TASK BRIEF:
Please give the records below again with every "follower-row" replaced by "user-row", changing nothing else.

** Start INPUT FOR THIS TASK **

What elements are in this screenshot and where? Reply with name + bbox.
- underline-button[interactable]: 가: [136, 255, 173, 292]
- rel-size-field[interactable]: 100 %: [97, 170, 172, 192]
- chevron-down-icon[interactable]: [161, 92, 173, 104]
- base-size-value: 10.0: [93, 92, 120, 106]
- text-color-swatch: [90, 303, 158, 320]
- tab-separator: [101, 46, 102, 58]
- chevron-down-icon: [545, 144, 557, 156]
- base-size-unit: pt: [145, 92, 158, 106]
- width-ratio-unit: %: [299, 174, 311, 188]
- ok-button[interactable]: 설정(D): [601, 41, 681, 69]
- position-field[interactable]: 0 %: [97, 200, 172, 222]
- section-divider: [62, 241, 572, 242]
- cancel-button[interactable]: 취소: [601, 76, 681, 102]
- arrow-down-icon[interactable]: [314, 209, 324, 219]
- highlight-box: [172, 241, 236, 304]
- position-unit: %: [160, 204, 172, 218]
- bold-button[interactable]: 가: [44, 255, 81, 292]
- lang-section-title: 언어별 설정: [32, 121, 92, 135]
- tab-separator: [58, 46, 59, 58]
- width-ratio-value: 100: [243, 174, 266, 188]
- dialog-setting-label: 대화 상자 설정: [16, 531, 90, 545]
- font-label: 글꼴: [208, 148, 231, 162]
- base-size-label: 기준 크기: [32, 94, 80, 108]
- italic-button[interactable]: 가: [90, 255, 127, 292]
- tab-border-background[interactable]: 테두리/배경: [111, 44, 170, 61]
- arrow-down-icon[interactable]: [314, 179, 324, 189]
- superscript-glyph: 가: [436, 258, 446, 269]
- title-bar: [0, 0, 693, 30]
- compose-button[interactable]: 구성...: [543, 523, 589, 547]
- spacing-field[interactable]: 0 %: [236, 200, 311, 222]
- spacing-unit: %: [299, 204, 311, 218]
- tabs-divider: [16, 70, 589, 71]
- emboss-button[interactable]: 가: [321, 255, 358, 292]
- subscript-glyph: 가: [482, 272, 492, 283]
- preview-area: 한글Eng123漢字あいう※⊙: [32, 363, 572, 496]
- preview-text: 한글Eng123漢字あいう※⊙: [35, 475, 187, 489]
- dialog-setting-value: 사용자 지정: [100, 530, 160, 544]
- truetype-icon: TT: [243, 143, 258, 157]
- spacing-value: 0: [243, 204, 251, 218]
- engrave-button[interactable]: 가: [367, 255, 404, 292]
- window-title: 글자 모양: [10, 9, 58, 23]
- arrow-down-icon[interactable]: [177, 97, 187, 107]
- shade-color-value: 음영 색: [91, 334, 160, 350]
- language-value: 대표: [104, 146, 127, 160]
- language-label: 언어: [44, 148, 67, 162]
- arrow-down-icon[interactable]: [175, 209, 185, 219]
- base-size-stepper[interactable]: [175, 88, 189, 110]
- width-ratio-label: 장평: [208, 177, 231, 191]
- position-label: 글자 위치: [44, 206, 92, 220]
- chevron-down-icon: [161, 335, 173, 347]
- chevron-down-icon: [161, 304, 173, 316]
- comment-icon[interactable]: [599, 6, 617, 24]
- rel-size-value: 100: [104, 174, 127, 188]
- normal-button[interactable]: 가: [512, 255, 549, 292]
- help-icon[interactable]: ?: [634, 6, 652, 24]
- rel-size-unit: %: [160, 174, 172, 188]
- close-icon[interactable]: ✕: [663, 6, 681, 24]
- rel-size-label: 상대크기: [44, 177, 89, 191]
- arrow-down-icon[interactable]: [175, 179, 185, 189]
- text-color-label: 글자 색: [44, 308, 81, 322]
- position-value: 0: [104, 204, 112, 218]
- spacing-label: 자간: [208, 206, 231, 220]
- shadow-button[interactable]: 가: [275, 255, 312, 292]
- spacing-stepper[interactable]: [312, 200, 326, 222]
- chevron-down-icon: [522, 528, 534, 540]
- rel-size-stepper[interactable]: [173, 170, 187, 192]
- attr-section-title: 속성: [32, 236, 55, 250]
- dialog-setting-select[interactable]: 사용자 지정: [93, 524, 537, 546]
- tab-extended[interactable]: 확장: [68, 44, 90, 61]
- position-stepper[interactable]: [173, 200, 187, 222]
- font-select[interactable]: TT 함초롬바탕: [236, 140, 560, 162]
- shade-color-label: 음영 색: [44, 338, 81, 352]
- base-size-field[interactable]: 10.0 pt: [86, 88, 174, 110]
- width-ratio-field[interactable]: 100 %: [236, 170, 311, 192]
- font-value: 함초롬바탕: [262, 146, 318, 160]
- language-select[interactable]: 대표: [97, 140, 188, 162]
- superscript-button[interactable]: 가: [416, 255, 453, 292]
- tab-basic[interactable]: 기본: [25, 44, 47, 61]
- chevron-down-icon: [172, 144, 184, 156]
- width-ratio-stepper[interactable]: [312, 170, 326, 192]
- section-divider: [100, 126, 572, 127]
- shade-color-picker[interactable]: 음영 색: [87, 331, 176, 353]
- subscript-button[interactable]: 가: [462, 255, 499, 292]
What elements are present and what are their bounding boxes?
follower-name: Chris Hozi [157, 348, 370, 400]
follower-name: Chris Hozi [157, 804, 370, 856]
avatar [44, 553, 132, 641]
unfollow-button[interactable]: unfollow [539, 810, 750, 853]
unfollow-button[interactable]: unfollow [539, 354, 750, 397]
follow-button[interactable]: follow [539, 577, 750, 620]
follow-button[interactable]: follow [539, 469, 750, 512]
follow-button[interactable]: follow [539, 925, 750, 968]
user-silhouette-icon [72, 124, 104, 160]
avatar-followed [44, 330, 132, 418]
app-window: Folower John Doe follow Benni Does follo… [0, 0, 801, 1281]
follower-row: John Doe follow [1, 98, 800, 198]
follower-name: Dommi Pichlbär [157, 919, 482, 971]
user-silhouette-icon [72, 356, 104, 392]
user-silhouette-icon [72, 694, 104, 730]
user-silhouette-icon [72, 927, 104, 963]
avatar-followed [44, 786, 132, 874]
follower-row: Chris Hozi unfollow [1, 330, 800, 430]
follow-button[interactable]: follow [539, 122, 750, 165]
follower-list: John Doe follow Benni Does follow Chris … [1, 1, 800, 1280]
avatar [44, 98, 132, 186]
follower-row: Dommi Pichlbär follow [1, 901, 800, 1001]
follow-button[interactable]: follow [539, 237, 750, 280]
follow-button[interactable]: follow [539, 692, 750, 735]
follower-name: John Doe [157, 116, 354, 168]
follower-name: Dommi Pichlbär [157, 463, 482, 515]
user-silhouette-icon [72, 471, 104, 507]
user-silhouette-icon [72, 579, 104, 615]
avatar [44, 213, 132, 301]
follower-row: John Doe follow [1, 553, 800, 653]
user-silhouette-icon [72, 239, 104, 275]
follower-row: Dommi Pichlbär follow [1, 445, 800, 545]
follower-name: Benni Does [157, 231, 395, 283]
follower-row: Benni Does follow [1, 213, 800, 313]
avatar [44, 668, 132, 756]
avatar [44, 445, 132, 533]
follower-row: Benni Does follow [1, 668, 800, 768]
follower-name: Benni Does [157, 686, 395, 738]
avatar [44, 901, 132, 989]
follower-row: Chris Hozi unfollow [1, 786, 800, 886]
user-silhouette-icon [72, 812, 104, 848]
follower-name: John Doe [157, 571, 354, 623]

** End INPUT FOR THIS TASK **

THE OUTPUT:
What elements are in this screenshot and where? Reply with name + bbox.
- underline-button[interactable]: 가: [136, 255, 173, 292]
- rel-size-field[interactable]: 100 %: [97, 170, 172, 192]
- chevron-down-icon[interactable]: [161, 92, 173, 104]
- base-size-value: 10.0: [93, 92, 120, 106]
- text-color-swatch: [90, 303, 158, 320]
- tab-separator: [101, 46, 102, 58]
- chevron-down-icon: [545, 144, 557, 156]
- base-size-unit: pt: [145, 92, 158, 106]
- width-ratio-unit: %: [299, 174, 311, 188]
- ok-button[interactable]: 설정(D): [601, 41, 681, 69]
- position-field[interactable]: 0 %: [97, 200, 172, 222]
- section-divider: [62, 241, 572, 242]
- cancel-button[interactable]: 취소: [601, 76, 681, 102]
- arrow-down-icon[interactable]: [314, 209, 324, 219]
- highlight-box: [172, 241, 236, 304]
- position-unit: %: [160, 204, 172, 218]
- bold-button[interactable]: 가: [44, 255, 81, 292]
- lang-section-title: 언어별 설정: [32, 121, 92, 135]
- tab-separator: [58, 46, 59, 58]
- width-ratio-value: 100: [243, 174, 266, 188]
- dialog-setting-label: 대화 상자 설정: [16, 531, 90, 545]
- font-label: 글꼴: [208, 148, 231, 162]
- base-size-label: 기준 크기: [32, 94, 80, 108]
- italic-button[interactable]: 가: [90, 255, 127, 292]
- tab-border-background[interactable]: 테두리/배경: [111, 44, 170, 61]
- arrow-down-icon[interactable]: [314, 179, 324, 189]
- superscript-glyph: 가: [436, 258, 446, 269]
- title-bar: [0, 0, 693, 30]
- compose-button[interactable]: 구성...: [543, 523, 589, 547]
- spacing-field[interactable]: 0 %: [236, 200, 311, 222]
- spacing-unit: %: [299, 204, 311, 218]
- tabs-divider: [16, 70, 589, 71]
- emboss-button[interactable]: 가: [321, 255, 358, 292]
- subscript-glyph: 가: [482, 272, 492, 283]
- preview-area: 한글Eng123漢字あいう※⊙: [32, 363, 572, 496]
- preview-text: 한글Eng123漢字あいう※⊙: [35, 475, 187, 489]
- dialog-setting-value: 사용자 지정: [100, 530, 160, 544]
- truetype-icon: TT: [243, 143, 258, 157]
- spacing-value: 0: [243, 204, 251, 218]
- engrave-button[interactable]: 가: [367, 255, 404, 292]
- window-title: 글자 모양: [10, 9, 58, 23]
- arrow-down-icon[interactable]: [177, 97, 187, 107]
- shade-color-value: 음영 색: [91, 334, 160, 350]
- language-value: 대표: [104, 146, 127, 160]
- language-label: 언어: [44, 148, 67, 162]
- arrow-down-icon[interactable]: [175, 209, 185, 219]
- base-size-stepper[interactable]: [175, 88, 189, 110]
- width-ratio-label: 장평: [208, 177, 231, 191]
- position-label: 글자 위치: [44, 206, 92, 220]
- chevron-down-icon: [161, 335, 173, 347]
- chevron-down-icon: [161, 304, 173, 316]
- comment-icon[interactable]: [599, 6, 617, 24]
- rel-size-value: 100: [104, 174, 127, 188]
- normal-button[interactable]: 가: [512, 255, 549, 292]
- help-icon[interactable]: ?: [634, 6, 652, 24]
- rel-size-unit: %: [160, 174, 172, 188]
- close-icon[interactable]: ✕: [663, 6, 681, 24]
- rel-size-label: 상대크기: [44, 177, 89, 191]
- arrow-down-icon[interactable]: [175, 179, 185, 189]
- text-color-label: 글자 색: [44, 308, 81, 322]
- position-value: 0: [104, 204, 112, 218]
- spacing-label: 자간: [208, 206, 231, 220]
- shadow-button[interactable]: 가: [275, 255, 312, 292]
- spacing-stepper[interactable]: [312, 200, 326, 222]
- chevron-down-icon: [522, 528, 534, 540]
- rel-size-stepper[interactable]: [173, 170, 187, 192]
- attr-section-title: 속성: [32, 236, 55, 250]
- dialog-setting-select[interactable]: 사용자 지정: [93, 524, 537, 546]
- tab-extended[interactable]: 확장: [68, 44, 90, 61]
- position-stepper[interactable]: [173, 200, 187, 222]
- font-select[interactable]: TT 함초롬바탕: [236, 140, 560, 162]
- shade-color-label: 음영 색: [44, 338, 81, 352]
- base-size-field[interactable]: 10.0 pt: [86, 88, 174, 110]
- width-ratio-field[interactable]: 100 %: [236, 170, 311, 192]
- font-value: 함초롬바탕: [262, 146, 318, 160]
- language-select[interactable]: 대표: [97, 140, 188, 162]
- superscript-button[interactable]: 가: [416, 255, 453, 292]
- tab-basic[interactable]: 기본: [25, 44, 47, 61]
- chevron-down-icon: [172, 144, 184, 156]
- width-ratio-stepper[interactable]: [312, 170, 326, 192]
- section-divider: [100, 126, 572, 127]
- shade-color-picker[interactable]: 음영 색: [87, 331, 176, 353]
- subscript-button[interactable]: 가: [462, 255, 499, 292]
What elements are present and what are their bounding boxes?
follower-name: Chris Hozi [157, 348, 370, 400]
follower-name: Chris Hozi [157, 804, 370, 856]
avatar [44, 553, 132, 641]
unfollow-button[interactable]: unfollow [539, 810, 750, 853]
unfollow-button[interactable]: unfollow [539, 354, 750, 397]
follow-button[interactable]: follow [539, 577, 750, 620]
follow-button[interactable]: follow [539, 469, 750, 512]
follow-button[interactable]: follow [539, 925, 750, 968]
user-silhouette-icon [72, 124, 104, 160]
avatar-followed [44, 330, 132, 418]
app-window: Folower John Doe follow Benni Does follo… [0, 0, 801, 1281]
user-row: John Doe follow [1, 98, 800, 198]
follower-name: Dommi Pichlbär [157, 919, 482, 971]
user-silhouette-icon [72, 356, 104, 392]
user-silhouette-icon [72, 694, 104, 730]
user-silhouette-icon [72, 927, 104, 963]
avatar-followed [44, 786, 132, 874]
user-row: Chris Hozi unfollow [1, 330, 800, 430]
follow-button[interactable]: follow [539, 122, 750, 165]
follower-list: John Doe follow Benni Does follow Chris … [1, 1, 800, 1280]
avatar [44, 98, 132, 186]
user-row: Dommi Pichlbär follow [1, 901, 800, 1001]
follow-button[interactable]: follow [539, 237, 750, 280]
follow-button[interactable]: follow [539, 692, 750, 735]
follower-name: John Doe [157, 116, 354, 168]
follower-name: Dommi Pichlbär [157, 463, 482, 515]
user-silhouette-icon [72, 471, 104, 507]
user-silhouette-icon [72, 579, 104, 615]
avatar [44, 213, 132, 301]
user-row: John Doe follow [1, 553, 800, 653]
user-silhouette-icon [72, 239, 104, 275]
user-row: Dommi Pichlbär follow [1, 445, 800, 545]
follower-name: Benni Does [157, 231, 395, 283]
user-row: Benni Does follow [1, 213, 800, 313]
avatar [44, 668, 132, 756]
avatar [44, 445, 132, 533]
user-row: Benni Does follow [1, 668, 800, 768]
follower-name: Benni Does [157, 686, 395, 738]
avatar [44, 901, 132, 989]
user-row: Chris Hozi unfollow [1, 786, 800, 886]
user-silhouette-icon [72, 812, 104, 848]
follower-name: John Doe [157, 571, 354, 623]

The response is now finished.